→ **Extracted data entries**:
****************

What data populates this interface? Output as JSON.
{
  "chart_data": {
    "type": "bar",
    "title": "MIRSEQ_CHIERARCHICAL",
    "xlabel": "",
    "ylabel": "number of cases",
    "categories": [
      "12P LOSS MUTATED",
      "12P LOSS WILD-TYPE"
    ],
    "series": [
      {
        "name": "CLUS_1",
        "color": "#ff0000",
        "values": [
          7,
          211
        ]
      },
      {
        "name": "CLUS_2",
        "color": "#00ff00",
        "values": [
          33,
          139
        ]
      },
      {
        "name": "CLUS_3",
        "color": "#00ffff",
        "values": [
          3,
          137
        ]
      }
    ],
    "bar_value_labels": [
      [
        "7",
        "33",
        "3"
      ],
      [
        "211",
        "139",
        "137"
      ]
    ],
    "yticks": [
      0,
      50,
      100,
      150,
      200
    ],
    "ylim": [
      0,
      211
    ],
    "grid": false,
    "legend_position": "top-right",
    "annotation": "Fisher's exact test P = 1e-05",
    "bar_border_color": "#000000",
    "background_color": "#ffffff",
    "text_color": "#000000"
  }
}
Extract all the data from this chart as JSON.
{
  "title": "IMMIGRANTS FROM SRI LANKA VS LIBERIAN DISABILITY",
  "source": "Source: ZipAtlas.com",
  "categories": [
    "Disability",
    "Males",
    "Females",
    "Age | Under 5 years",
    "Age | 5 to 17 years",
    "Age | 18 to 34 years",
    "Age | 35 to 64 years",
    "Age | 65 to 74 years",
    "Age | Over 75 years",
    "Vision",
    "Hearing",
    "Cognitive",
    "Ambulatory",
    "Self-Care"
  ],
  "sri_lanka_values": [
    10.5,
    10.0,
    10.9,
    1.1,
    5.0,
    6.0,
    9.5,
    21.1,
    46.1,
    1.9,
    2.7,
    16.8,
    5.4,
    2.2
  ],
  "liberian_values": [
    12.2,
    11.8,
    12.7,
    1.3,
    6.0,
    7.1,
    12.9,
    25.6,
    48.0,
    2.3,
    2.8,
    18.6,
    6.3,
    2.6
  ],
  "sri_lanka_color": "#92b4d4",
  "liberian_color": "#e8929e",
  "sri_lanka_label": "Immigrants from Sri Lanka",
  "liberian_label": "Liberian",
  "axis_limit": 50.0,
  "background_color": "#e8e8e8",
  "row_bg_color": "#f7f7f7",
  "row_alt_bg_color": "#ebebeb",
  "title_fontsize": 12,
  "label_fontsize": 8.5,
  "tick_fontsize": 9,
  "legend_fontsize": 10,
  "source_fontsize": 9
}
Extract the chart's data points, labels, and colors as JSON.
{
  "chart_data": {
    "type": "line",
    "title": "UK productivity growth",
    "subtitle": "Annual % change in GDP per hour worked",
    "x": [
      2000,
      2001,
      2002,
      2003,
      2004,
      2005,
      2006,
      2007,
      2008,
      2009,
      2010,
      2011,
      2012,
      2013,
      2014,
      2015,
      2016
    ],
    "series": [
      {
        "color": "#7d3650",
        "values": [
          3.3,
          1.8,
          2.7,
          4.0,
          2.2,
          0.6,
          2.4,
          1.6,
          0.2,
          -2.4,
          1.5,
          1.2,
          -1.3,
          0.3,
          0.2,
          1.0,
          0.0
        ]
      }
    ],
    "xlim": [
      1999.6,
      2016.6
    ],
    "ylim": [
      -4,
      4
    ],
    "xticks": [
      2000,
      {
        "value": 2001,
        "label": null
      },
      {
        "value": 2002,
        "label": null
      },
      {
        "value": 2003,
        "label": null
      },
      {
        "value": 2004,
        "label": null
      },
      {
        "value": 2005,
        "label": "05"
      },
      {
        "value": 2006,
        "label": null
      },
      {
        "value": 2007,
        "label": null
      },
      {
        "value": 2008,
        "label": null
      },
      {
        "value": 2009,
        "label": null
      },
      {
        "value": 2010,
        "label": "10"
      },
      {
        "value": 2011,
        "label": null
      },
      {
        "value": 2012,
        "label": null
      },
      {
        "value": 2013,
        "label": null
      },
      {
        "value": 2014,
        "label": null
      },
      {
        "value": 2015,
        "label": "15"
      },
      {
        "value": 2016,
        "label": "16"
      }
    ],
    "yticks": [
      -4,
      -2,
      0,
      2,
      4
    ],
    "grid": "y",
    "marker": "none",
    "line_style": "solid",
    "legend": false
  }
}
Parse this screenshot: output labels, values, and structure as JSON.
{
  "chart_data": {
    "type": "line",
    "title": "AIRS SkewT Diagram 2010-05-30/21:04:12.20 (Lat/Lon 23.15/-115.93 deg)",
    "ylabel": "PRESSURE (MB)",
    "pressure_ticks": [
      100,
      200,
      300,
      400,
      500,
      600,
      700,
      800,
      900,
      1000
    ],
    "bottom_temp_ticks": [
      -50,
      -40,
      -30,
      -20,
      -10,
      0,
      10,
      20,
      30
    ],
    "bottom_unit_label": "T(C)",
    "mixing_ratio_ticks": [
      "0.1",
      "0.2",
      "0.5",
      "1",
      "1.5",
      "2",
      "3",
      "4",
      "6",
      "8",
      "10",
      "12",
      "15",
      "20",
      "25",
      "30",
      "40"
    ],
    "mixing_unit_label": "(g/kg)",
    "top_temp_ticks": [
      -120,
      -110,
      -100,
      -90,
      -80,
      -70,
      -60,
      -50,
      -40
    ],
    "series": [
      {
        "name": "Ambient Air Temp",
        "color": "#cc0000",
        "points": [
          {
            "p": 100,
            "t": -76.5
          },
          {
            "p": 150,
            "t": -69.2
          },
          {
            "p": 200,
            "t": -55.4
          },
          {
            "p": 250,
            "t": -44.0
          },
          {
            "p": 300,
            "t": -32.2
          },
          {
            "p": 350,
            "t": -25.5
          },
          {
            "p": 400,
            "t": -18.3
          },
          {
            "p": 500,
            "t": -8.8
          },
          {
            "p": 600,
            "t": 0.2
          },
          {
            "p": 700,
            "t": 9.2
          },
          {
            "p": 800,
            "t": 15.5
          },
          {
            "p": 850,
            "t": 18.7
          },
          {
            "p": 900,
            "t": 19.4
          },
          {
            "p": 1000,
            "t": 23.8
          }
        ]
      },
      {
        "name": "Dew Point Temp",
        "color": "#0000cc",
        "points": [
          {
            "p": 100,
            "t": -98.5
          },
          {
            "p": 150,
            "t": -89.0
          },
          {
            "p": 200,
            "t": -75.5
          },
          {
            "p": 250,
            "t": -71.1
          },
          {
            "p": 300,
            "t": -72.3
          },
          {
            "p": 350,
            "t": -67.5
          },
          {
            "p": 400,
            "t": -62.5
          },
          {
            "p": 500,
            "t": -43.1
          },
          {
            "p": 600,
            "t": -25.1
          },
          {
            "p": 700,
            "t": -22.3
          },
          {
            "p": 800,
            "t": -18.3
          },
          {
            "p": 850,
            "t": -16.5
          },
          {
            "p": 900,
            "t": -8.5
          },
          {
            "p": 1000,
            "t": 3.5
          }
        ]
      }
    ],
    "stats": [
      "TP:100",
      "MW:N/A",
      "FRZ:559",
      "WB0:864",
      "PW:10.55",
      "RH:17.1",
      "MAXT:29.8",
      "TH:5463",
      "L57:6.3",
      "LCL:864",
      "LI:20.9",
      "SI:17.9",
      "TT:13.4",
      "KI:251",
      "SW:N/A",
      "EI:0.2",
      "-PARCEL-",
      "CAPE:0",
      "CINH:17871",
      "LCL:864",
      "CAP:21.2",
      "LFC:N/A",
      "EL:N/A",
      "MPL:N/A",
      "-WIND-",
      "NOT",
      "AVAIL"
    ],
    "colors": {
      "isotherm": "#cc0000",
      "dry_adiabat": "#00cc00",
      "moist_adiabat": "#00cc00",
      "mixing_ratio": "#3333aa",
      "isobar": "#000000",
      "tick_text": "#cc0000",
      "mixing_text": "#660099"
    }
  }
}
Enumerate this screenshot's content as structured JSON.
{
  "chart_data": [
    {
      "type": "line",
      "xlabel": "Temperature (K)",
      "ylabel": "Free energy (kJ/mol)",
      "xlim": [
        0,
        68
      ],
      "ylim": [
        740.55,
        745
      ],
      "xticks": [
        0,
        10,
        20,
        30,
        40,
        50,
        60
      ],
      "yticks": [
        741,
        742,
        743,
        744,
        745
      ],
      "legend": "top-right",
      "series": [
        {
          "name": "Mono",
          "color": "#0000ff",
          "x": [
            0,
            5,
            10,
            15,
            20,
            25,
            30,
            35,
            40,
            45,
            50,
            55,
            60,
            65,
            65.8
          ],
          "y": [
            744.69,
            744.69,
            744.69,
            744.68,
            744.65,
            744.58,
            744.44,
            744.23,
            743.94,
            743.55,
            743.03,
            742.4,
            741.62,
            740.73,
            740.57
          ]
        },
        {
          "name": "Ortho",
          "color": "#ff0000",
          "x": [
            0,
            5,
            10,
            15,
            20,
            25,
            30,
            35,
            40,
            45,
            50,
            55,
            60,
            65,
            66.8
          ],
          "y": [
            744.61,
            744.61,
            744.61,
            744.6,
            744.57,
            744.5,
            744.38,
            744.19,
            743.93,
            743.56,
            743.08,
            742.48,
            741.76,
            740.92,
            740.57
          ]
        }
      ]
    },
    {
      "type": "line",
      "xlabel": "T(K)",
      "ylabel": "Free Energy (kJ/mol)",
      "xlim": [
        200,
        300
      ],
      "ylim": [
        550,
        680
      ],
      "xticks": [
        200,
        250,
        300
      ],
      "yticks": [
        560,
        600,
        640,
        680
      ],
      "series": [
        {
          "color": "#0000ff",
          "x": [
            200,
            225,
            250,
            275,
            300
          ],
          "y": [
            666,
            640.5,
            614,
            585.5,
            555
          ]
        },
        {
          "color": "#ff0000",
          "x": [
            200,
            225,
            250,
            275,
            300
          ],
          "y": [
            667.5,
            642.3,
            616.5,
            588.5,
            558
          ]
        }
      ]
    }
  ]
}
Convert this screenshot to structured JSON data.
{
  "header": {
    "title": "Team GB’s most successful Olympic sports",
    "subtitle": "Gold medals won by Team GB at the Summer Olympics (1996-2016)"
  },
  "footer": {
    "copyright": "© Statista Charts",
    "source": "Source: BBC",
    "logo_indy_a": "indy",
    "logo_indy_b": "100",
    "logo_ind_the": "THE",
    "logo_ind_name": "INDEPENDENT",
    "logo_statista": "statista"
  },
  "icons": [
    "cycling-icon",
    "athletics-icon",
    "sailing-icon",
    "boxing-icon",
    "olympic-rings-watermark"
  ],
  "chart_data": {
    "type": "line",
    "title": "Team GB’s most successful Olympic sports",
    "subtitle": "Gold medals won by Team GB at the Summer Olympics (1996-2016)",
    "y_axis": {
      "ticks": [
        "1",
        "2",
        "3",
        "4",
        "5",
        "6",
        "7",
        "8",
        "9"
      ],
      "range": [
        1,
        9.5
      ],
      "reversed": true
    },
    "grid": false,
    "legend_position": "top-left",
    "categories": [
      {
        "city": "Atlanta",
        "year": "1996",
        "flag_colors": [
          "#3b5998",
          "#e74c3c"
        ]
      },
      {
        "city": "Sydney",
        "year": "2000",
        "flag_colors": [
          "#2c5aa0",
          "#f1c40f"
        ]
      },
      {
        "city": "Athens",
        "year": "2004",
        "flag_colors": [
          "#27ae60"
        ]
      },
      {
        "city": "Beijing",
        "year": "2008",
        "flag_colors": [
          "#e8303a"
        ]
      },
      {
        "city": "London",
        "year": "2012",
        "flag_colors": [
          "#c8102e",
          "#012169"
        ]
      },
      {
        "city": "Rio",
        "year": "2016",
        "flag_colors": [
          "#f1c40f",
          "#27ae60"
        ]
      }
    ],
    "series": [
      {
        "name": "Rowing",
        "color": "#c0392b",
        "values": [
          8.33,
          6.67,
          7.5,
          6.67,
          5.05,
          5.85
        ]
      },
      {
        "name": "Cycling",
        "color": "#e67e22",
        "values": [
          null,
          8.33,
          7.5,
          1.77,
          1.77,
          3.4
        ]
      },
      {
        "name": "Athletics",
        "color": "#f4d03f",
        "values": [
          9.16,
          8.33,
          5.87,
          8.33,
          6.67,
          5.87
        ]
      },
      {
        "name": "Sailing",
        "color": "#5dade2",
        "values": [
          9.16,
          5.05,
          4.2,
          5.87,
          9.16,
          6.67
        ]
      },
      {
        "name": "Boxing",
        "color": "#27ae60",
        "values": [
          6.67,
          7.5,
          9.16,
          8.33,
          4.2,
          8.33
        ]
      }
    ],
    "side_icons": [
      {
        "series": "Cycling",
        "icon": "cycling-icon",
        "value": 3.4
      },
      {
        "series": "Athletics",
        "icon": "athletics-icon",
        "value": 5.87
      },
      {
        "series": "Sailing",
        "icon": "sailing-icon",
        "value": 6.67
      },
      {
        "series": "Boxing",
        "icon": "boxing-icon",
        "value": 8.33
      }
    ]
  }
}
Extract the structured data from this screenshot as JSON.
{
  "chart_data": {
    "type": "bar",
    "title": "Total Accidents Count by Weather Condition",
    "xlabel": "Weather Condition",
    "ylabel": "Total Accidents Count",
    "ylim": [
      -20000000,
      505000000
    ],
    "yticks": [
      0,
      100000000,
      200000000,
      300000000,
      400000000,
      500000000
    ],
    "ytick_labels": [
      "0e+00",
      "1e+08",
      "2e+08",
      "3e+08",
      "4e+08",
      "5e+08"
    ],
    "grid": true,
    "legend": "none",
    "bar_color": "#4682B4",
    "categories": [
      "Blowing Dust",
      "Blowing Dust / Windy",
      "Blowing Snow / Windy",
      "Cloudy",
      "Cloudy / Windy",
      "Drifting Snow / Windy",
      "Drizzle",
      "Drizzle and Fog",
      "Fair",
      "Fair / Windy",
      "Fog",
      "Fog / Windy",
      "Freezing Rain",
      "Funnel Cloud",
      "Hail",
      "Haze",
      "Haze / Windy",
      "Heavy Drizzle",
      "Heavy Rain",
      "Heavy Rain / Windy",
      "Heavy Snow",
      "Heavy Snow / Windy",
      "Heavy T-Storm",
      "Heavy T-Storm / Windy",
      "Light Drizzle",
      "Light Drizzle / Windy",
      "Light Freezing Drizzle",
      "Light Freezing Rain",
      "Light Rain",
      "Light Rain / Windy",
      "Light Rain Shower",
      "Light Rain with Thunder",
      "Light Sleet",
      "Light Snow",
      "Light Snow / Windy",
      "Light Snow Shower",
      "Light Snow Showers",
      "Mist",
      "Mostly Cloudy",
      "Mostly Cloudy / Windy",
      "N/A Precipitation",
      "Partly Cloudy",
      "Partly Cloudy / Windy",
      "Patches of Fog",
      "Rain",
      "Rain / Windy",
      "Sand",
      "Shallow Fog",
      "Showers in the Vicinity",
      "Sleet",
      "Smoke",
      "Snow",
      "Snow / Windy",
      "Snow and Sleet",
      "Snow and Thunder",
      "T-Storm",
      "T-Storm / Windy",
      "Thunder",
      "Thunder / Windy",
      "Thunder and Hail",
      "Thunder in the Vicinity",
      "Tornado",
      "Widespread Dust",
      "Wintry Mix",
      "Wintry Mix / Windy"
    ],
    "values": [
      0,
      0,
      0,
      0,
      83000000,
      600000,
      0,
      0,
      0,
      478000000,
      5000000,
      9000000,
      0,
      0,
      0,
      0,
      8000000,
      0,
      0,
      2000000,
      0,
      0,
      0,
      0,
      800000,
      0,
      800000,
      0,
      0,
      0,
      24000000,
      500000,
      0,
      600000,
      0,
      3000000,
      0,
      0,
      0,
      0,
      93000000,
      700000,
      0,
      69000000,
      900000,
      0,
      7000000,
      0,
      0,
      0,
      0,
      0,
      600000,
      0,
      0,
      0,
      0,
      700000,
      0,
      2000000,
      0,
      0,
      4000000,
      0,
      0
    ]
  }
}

****************

→ **Exercise details**: Select from the material above each line in which the string "Count" appears, and list those lines.

→ **Response to the exercise**:
    "title": "Total Accidents Count by Weather Condition",
    "ylabel": "Total Accidents Count",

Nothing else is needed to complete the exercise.